▶ _What you will do_: Every line that holds "JSON" should be shown.

[Dataset records]

..........

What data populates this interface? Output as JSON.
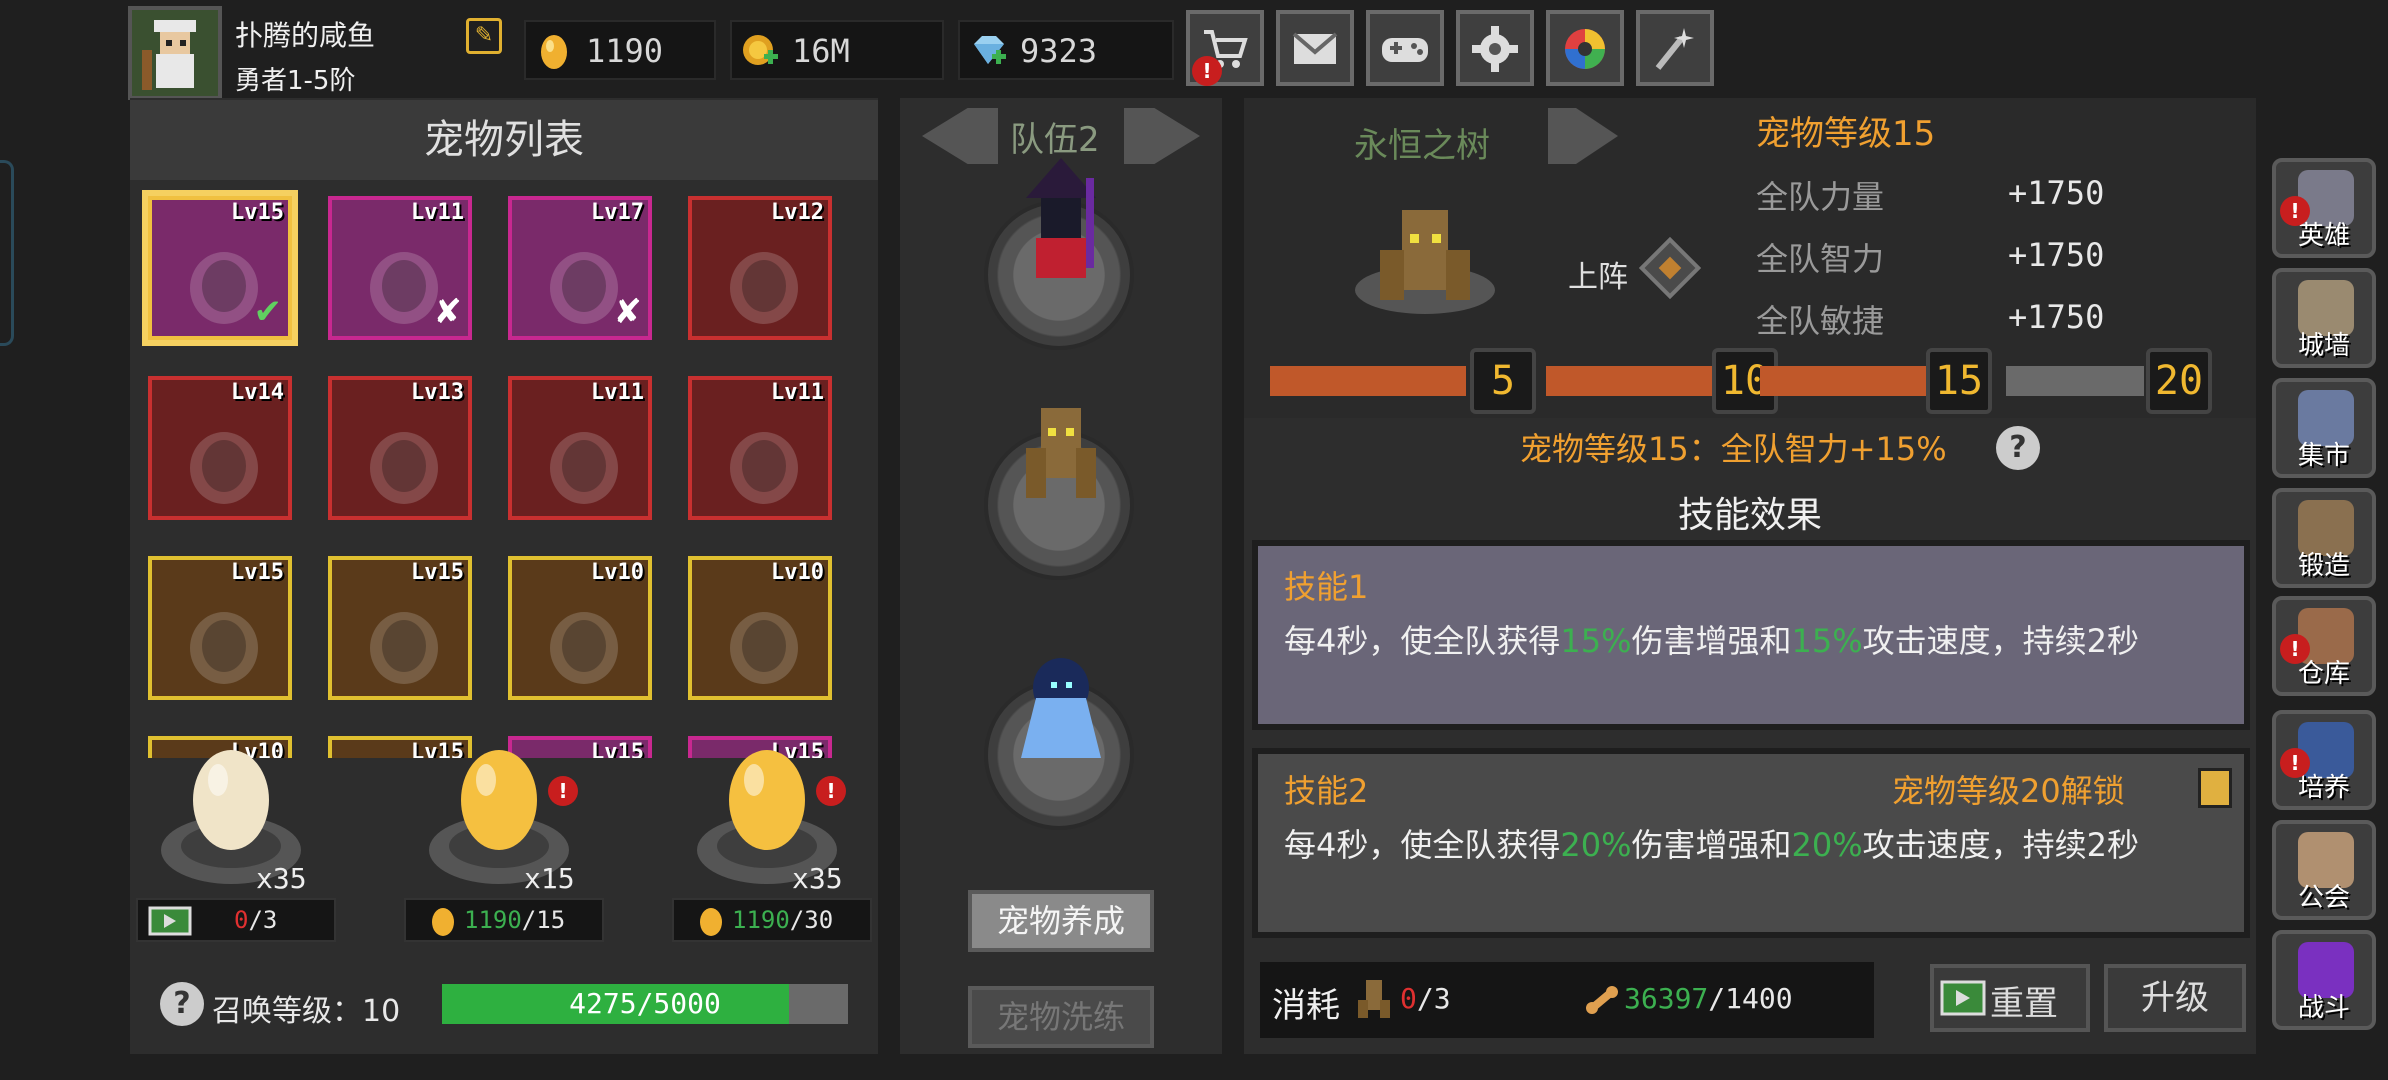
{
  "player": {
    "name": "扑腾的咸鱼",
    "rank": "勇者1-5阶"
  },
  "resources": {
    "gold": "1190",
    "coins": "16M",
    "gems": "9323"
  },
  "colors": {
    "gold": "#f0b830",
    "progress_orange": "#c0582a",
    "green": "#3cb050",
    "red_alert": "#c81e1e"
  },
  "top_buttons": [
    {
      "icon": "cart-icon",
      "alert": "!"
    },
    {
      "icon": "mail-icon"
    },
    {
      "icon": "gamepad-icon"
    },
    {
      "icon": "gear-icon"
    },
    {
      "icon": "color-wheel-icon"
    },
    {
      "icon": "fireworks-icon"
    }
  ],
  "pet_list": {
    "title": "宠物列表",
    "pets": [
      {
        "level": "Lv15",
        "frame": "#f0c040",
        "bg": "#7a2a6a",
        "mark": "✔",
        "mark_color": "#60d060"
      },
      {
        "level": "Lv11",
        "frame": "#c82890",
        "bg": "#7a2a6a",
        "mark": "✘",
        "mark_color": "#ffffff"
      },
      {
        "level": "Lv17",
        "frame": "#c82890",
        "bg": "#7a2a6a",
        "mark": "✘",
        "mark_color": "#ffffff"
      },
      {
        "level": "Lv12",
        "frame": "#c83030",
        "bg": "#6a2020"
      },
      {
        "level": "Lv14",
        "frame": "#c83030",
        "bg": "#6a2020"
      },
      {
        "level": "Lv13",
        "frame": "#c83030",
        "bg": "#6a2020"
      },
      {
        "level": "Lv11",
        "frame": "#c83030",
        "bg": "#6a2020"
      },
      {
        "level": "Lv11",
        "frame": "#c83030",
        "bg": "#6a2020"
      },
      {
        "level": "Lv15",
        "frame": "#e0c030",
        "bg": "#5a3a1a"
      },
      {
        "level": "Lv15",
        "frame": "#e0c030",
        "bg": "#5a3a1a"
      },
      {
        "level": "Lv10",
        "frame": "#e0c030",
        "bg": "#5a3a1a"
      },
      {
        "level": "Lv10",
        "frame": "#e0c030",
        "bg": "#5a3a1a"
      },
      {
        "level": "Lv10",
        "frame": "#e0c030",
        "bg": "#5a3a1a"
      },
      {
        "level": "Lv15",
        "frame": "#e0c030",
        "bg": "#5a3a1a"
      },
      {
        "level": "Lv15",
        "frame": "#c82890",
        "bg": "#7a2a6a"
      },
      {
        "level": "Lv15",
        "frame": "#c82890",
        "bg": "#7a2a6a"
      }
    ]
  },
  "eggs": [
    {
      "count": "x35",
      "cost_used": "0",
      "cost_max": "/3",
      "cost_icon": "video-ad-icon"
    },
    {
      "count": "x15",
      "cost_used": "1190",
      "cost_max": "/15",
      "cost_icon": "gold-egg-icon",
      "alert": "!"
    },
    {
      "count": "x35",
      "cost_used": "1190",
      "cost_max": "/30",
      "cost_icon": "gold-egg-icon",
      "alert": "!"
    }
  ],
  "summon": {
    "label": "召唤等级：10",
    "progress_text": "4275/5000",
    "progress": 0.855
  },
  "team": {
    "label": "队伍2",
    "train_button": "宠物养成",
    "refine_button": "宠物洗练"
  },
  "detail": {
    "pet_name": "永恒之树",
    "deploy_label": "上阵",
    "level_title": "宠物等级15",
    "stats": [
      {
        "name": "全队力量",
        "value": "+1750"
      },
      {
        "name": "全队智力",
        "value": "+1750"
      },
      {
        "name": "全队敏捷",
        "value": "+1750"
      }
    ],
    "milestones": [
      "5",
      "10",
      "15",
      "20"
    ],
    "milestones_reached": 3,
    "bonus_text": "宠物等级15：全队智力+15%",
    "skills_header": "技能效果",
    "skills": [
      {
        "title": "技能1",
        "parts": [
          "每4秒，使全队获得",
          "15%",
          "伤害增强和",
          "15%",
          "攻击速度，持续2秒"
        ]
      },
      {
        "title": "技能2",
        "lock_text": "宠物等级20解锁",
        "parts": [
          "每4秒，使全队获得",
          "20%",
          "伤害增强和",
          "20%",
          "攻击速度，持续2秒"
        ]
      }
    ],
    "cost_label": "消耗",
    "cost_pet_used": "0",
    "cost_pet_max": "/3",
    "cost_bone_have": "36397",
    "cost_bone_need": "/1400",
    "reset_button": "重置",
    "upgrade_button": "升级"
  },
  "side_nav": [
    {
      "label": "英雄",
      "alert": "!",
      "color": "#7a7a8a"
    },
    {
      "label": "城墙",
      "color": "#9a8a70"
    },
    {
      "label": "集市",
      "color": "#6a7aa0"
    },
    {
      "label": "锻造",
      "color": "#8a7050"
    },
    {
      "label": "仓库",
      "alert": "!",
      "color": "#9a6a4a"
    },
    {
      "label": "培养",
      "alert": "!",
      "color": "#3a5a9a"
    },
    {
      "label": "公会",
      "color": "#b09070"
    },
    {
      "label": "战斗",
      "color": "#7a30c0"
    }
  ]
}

..........

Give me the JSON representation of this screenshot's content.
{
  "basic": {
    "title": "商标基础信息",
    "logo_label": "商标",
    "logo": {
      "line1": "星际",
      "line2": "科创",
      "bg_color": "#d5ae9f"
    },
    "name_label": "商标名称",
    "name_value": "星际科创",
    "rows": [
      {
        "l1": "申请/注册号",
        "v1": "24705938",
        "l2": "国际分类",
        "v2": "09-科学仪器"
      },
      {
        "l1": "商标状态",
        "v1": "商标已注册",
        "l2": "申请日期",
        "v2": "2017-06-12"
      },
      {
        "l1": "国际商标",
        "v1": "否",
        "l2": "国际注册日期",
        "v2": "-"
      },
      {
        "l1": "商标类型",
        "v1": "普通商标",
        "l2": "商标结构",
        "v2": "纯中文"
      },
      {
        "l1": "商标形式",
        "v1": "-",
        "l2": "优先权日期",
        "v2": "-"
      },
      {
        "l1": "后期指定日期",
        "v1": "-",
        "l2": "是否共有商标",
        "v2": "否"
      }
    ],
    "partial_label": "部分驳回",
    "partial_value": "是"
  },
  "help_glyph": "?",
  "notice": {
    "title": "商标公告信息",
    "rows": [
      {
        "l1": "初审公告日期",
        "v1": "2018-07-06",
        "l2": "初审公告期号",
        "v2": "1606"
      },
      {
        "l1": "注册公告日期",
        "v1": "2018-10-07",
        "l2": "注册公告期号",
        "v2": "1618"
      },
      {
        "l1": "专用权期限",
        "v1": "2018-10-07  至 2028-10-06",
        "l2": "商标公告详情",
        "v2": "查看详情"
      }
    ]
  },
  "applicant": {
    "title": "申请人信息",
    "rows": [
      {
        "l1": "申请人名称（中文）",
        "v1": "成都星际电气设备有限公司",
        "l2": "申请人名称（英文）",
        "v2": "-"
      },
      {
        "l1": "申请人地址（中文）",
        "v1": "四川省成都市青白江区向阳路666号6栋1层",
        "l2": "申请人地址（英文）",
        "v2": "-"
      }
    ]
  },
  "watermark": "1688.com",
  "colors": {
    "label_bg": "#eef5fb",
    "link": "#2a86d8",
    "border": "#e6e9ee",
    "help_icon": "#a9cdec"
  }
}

..........

▶ _Task result_:
What data populates this interface? Output as JSON.
Give me the JSON representation of this screenshot's content.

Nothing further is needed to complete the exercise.